* WHAT IS BEING ASKED
In the entries below, find the lines with the word "tillförlitlig" and copy them.

## Begin AVAILABLE RECORDS

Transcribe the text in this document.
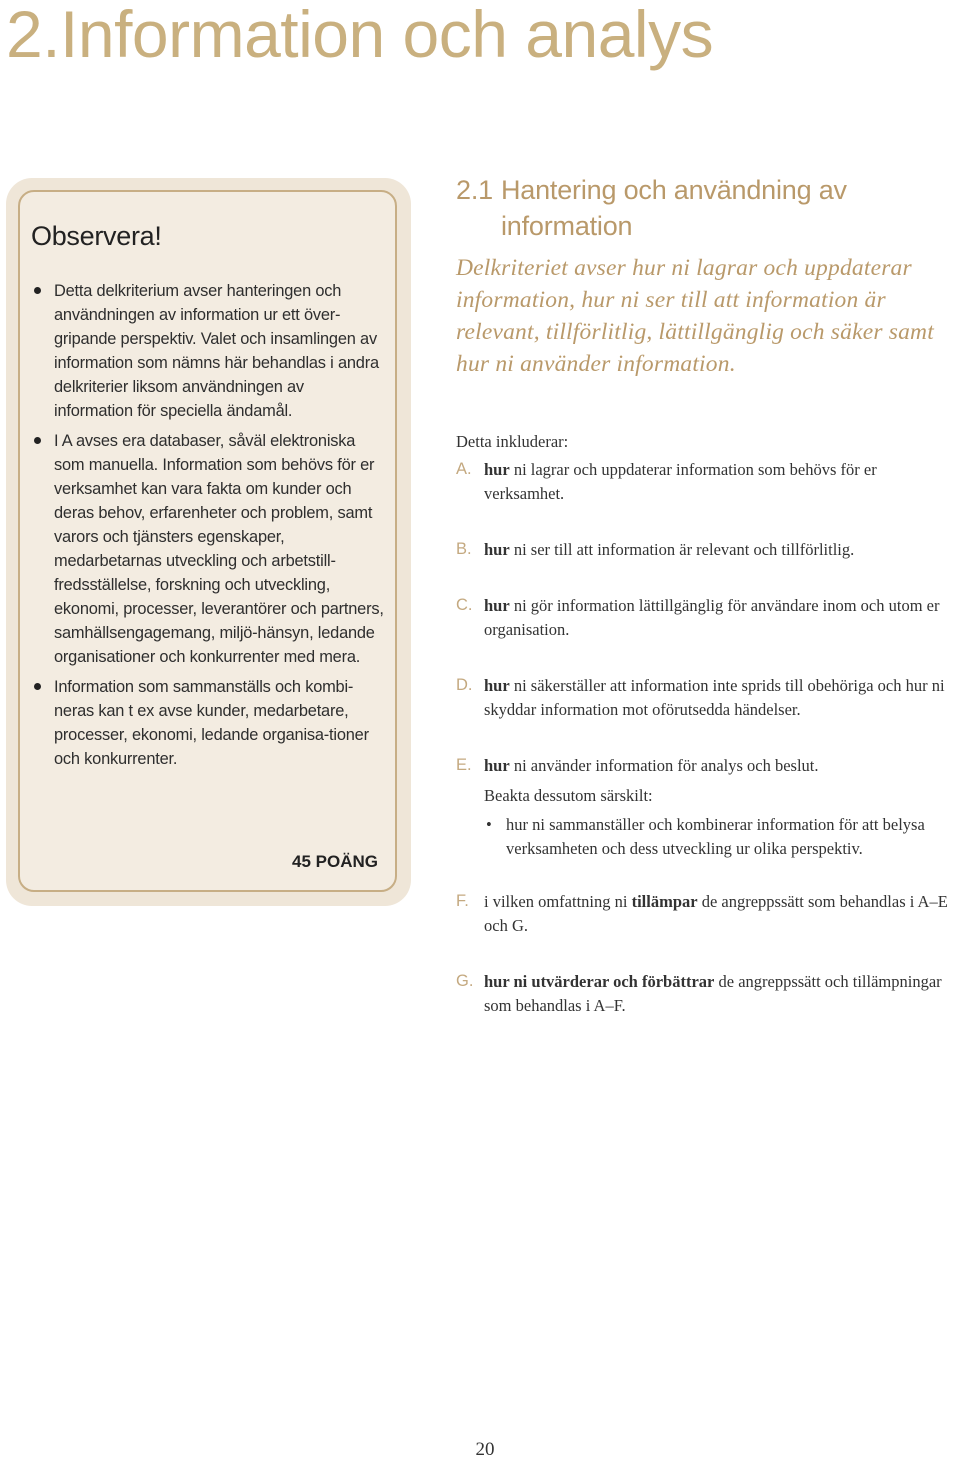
2.Information och analys
Observera!
Detta delkriterium avser hanteringen och användningen av information ur ett över-gripande perspektiv. Valet och insamlingen av information som nämns här behandlas i andra delkriterier liksom användningen av information för speciella ändamål.
I A avses era databaser, såväl elektroniska som manuella. Information som behövs för er verksamhet kan vara fakta om kunder och deras behov, erfarenheter och problem, samt varors och tjänsters egenskaper, medarbetarnas utveckling och arbetstill-fredsställelse, forskning och utveckling, ekonomi, processer, leverantörer och partners, samhällsengagemang, miljö-hänsyn, ledande organisationer och konkurrenter med mera.
Information som sammanställs och kombi-neras kan t ex avse kunder, medarbetare, processer, ekonomi, ledande organisa-tioner och konkurrenter.

45 POÄNG

2.1 Hantering och användning av
information

Delkriteriet avser hur ni lagrar och uppdaterar information, hur ni ser till att information är relevant, tillförlitlig, lättillgänglig och säker samt hur ni använder information.

Detta inkluderar:

A. hur ni lagrar och uppdaterar information som behövs för er verksamhet.
B. hur ni ser till att information är relevant och tillförlitlig.
C. hur ni gör information lättillgänglig för användare inom och utom er organisation.
D. hur ni säkerställer att information inte sprids till obehöriga och hur ni skyddar information mot oförutsedda händelser.
E. hur ni använder information för analys och beslut.
Beakta dessutom särskilt:
• hur ni sammanställer och kombinerar information för att belysa verksamheten och dess utveckling ur olika perspektiv.
F. i vilken omfattning ni tillämpar de angreppssätt som behandlas i A–E och G.
G. hur ni utvärderar och förbättrar de angreppssätt och tillämpningar som behandlas i A–F.

20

## End AVAILABLE RECORDS

* ANSWER BELOW
Delkriteriet avser hur ni lagrar och uppdaterar information, hur ni ser till att information är relevant, tillförlitlig, lättillgänglig och säker samt hur ni använder information.
B. hur ni ser till att information är relevant och tillförlitlig.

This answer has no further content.